Identify the lines that contain the word "trung", then copy them.

Records from a data source:
......

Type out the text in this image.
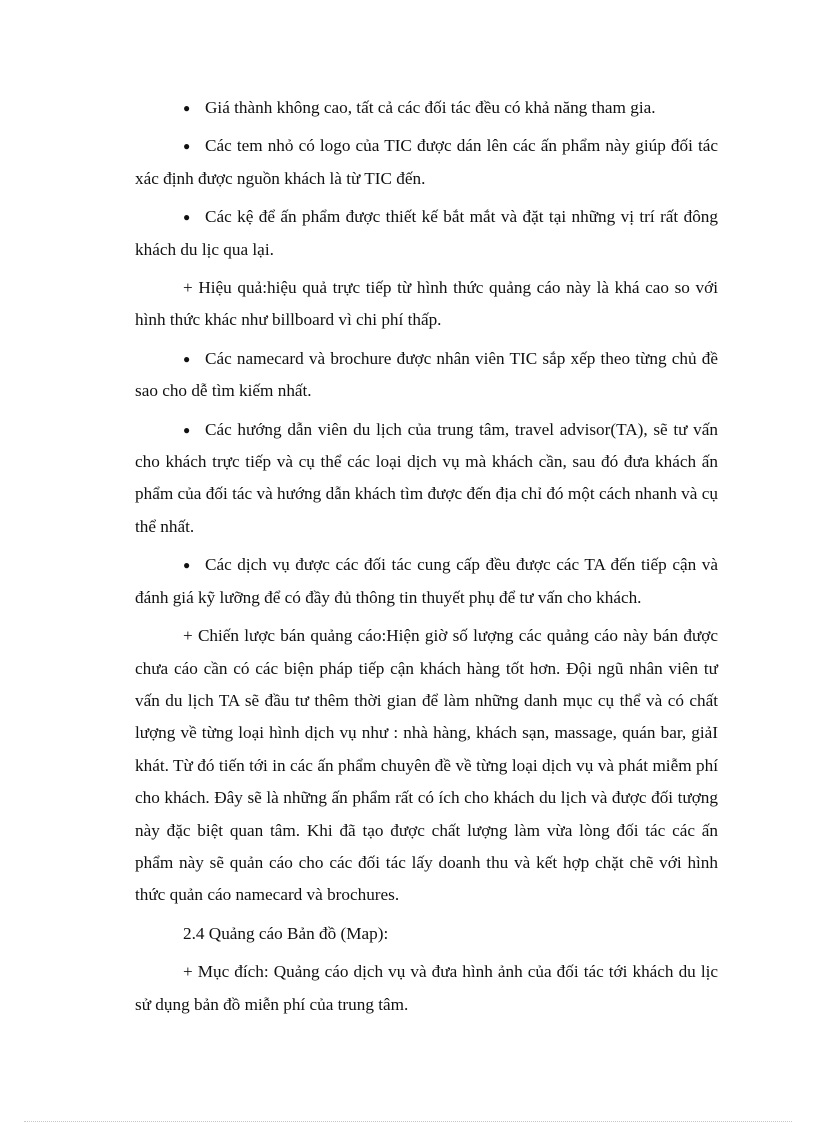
● Giá thành không cao, tất cả các đối tác đều có khả năng tham gia.

● Các tem nhỏ có logo của TIC được dán lên các ấn phẩm này giúp đối tác xác định được nguồn khách là từ TIC đến.

● Các kệ để ấn phẩm được thiết kế bắt mắt và đặt tại những vị trí rất đông khách du lịc qua lại.

+ Hiệu quả:hiệu quả trực tiếp từ hình thức quảng cáo này là khá cao so với hình thức khác như billboard vì chi phí thấp.

● Các namecard và brochure được nhân viên TIC sắp xếp theo từng chủ đề sao cho dễ tìm kiếm nhất.

● Các hướng dẫn viên du lịch của trung tâm, travel advisor(TA), sẽ tư vấn cho khách trực tiếp và cụ thể các loại dịch vụ mà khách cần, sau đó đưa khách ấn phẩm của đối tác và hướng dẫn khách tìm được đến địa chỉ đó một cách nhanh và cụ thể nhất.

● Các dịch vụ được các đối tác cung cấp đều được các TA đến tiếp cận và đánh giá kỹ lưỡng để có đầy đủ thông tin thuyết phụ để tư vấn cho khách.

+ Chiến lược bán quảng cáo:Hiện giờ số lượng các quảng cáo này bán được chưa cáo cần có các biện pháp tiếp cận khách hàng tốt hơn. Đội ngũ nhân viên tư vấn du lịch TA sẽ đầu tư thêm thời gian để làm những danh mục cụ thể và có chất lượng về từng loại hình dịch vụ như : nhà hàng, khách sạn, massage, quán bar, giảI khát. Từ đó tiến tới in các ấn phẩm chuyên đề về từng loại dịch vụ và phát miễm phí cho khách. Đây sẽ là những ấn phẩm rất có ích cho khách du lịch và được đối tượng này đặc biệt quan tâm. Khi đã tạo được chất lượng làm vừa lòng đối tác các ấn phẩm này sẽ quản cáo cho các đối tác lấy doanh thu và kết hợp chặt chẽ với hình thức quản cáo namecard và brochures.

2.4 Quảng cáo Bản đồ (Map):

+ Mục đích: Quảng cáo dịch vụ và đưa hình ảnh của đối tác tới khách du lịc sử dụng bản đồ miễn phí của trung tâm.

......

### Answer in full
● Các hướng dẫn viên du lịch của trung tâm, travel advisor(TA), sẽ tư vấn cho khách trực tiếp và cụ thể các loại dịch vụ mà khách cần, sau đó đưa khách ấn phẩm của đối tác và hướng dẫn khách tìm được đến địa chỉ đó một cách nhanh và cụ thể nhất.
+ Mục đích: Quảng cáo dịch vụ và đưa hình ảnh của đối tác tới khách du lịc sử dụng bản đồ miễn phí của trung tâm.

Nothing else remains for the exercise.